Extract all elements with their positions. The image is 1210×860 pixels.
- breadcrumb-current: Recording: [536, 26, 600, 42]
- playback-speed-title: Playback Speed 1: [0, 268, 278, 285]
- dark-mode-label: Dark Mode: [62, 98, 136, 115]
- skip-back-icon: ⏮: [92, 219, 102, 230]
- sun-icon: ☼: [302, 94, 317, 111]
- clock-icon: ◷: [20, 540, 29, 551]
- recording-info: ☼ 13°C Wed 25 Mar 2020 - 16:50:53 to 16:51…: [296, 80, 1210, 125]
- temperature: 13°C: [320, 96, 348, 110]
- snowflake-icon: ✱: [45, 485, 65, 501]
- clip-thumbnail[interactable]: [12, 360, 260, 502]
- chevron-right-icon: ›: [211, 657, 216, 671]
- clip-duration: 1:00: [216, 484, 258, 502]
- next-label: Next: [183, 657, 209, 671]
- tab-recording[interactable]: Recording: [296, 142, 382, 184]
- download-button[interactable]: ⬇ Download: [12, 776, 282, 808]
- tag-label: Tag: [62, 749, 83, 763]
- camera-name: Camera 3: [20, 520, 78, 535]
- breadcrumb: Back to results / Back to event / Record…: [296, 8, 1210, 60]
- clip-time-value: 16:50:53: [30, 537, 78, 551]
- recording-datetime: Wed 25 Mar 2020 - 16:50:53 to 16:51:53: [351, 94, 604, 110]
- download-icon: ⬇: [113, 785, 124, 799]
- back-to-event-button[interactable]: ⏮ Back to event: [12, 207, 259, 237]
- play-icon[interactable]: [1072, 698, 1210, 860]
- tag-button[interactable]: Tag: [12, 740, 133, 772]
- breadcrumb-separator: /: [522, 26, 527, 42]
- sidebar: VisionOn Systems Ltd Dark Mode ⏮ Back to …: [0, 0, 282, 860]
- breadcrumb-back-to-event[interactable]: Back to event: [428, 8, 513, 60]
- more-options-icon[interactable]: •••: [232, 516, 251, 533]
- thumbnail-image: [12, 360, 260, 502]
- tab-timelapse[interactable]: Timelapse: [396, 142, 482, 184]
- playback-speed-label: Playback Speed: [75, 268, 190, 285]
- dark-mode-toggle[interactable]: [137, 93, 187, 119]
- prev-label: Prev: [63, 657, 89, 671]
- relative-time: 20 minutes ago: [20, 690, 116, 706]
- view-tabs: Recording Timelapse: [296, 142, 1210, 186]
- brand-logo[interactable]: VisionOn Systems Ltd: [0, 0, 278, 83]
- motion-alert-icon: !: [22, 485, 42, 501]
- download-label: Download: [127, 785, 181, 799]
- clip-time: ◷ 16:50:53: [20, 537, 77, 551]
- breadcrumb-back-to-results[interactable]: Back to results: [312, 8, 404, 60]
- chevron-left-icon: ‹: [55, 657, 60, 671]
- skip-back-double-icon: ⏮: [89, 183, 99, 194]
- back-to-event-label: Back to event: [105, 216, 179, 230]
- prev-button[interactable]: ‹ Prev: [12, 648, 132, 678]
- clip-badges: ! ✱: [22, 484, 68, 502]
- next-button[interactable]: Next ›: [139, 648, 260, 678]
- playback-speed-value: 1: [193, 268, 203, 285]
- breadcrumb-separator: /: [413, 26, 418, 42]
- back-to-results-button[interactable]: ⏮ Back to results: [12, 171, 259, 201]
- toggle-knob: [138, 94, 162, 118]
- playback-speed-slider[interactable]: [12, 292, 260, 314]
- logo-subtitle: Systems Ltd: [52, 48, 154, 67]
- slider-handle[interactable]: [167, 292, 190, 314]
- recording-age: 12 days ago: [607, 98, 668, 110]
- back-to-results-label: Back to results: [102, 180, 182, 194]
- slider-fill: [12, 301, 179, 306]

■ Given instruction
Pick out every line in the entries that contains the string "prev".

■ The response
- prev-label: Prev: [63, 657, 89, 671]
- prev-button[interactable]: ‹ Prev: [12, 648, 132, 678]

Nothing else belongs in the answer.